Problem statement
Filter the entries, keeping every line with the word "Unemployment".

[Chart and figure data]
— BEGIN —

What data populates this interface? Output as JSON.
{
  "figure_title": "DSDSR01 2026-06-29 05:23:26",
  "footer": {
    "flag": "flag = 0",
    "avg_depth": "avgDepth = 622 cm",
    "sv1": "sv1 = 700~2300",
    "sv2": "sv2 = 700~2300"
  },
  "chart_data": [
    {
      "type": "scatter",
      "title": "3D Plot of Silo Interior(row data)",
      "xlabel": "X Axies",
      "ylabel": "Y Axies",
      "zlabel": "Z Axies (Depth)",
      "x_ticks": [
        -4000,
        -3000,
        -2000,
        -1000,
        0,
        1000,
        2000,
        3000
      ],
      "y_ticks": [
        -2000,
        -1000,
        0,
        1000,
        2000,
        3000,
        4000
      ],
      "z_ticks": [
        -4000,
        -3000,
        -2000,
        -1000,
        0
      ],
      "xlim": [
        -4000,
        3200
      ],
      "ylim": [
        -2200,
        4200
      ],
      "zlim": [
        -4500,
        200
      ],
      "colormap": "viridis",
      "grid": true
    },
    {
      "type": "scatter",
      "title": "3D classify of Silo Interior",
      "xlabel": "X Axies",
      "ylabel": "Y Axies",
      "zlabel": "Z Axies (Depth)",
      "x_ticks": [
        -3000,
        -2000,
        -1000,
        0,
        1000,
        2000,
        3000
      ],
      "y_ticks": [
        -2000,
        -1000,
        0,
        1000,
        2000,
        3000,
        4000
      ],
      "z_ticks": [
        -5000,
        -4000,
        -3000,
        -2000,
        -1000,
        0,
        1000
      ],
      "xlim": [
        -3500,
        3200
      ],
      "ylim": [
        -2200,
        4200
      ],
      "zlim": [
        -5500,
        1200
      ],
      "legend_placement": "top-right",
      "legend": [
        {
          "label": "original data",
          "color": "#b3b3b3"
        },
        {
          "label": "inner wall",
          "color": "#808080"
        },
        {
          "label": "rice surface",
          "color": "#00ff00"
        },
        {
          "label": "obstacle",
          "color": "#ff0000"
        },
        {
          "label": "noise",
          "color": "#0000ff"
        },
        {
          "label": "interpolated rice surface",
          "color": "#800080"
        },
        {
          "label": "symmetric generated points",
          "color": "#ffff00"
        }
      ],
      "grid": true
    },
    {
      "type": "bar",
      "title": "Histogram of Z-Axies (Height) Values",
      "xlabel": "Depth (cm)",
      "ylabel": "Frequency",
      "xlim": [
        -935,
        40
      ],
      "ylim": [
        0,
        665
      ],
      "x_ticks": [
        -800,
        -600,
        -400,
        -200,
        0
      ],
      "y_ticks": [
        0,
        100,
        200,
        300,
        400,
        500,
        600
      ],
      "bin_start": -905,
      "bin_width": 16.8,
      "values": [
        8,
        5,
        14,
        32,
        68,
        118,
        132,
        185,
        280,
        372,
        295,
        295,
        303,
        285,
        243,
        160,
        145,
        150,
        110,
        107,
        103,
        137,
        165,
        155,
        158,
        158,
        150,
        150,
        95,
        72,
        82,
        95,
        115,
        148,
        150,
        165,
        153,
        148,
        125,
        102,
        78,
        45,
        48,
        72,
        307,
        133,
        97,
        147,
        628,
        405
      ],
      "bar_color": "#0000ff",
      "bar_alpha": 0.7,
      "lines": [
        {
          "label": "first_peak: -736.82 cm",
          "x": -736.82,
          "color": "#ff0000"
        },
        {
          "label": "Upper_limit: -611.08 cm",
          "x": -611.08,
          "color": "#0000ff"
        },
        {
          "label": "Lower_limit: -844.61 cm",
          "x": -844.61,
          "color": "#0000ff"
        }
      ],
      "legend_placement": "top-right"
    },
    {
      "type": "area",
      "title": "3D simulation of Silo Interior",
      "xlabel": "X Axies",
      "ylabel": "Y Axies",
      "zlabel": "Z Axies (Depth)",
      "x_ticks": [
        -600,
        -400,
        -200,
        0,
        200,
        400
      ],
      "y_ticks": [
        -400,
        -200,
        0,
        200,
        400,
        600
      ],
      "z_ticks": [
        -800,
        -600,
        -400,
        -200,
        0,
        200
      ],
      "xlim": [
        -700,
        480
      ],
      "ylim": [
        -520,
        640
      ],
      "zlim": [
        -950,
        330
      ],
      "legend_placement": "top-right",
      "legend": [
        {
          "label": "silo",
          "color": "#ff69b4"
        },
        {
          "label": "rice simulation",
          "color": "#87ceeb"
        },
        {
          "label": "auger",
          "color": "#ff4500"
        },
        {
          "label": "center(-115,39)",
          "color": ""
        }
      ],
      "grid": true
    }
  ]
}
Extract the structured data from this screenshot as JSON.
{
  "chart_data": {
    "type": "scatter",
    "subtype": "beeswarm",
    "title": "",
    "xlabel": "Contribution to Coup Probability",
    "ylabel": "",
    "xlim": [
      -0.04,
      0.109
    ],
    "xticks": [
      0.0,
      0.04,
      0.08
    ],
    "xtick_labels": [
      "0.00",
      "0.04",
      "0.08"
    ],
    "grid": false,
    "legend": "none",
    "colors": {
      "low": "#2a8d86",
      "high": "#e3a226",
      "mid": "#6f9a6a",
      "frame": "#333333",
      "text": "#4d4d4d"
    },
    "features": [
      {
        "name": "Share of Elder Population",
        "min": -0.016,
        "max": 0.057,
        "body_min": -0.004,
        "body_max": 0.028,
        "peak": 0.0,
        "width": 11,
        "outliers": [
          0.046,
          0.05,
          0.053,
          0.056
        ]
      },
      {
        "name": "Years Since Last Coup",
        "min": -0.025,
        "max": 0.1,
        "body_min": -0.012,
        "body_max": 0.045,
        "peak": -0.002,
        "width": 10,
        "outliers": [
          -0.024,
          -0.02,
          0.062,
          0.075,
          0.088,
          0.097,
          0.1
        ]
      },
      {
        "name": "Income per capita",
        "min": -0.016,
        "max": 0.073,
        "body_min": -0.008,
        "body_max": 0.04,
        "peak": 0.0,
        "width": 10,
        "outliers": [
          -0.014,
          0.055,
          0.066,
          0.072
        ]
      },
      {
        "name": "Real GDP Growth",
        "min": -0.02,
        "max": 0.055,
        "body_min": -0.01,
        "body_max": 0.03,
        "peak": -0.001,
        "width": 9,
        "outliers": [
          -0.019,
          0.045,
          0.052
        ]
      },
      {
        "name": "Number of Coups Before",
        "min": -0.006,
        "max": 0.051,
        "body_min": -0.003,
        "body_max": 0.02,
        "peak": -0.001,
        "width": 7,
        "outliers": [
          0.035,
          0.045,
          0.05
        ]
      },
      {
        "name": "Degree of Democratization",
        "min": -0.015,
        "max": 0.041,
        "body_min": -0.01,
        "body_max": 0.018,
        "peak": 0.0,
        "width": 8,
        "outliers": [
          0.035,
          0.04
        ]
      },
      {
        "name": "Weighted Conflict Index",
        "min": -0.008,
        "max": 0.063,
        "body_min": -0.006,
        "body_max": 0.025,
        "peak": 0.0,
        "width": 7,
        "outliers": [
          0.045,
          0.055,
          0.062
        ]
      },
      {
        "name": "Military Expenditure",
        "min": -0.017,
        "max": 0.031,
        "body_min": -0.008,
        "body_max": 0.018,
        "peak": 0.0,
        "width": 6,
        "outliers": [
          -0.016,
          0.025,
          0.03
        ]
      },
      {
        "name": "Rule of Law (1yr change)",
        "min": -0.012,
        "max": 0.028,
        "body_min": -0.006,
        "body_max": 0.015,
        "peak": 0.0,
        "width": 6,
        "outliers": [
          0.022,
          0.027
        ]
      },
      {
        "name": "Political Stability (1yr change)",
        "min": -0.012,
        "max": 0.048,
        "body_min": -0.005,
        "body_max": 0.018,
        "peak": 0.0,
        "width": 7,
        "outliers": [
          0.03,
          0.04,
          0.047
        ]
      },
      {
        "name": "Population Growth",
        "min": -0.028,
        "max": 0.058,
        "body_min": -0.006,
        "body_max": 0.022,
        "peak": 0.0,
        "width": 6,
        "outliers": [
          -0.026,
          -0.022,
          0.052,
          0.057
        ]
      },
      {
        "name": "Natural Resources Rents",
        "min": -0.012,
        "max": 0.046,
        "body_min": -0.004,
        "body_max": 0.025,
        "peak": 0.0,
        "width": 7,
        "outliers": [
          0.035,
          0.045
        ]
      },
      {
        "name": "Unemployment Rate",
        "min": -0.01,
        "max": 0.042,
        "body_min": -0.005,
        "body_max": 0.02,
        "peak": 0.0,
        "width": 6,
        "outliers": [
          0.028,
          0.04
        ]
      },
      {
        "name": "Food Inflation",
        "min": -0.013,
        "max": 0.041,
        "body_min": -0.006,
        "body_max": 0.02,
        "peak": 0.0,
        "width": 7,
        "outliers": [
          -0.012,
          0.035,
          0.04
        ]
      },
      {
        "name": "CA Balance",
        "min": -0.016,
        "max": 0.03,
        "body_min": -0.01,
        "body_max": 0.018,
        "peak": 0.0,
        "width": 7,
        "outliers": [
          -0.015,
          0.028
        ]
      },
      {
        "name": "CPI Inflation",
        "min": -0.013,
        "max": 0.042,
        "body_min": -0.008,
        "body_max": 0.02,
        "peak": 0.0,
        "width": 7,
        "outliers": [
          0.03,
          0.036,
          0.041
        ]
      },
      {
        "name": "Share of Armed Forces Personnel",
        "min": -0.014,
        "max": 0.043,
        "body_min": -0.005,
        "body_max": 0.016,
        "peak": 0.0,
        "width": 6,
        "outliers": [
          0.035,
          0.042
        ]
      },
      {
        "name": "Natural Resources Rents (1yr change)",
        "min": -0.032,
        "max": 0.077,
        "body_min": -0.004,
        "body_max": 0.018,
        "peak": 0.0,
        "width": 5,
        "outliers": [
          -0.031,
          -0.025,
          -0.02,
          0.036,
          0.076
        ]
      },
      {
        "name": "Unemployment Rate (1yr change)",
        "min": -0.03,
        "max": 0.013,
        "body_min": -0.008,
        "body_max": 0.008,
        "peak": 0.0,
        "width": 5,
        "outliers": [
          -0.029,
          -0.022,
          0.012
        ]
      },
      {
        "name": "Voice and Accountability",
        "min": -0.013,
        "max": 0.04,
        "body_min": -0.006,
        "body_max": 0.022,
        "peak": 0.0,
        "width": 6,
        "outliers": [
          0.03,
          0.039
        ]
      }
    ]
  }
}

— END —

Problem solution
        "name": "Unemployment Rate",
        "name": "Unemployment Rate (1yr change)",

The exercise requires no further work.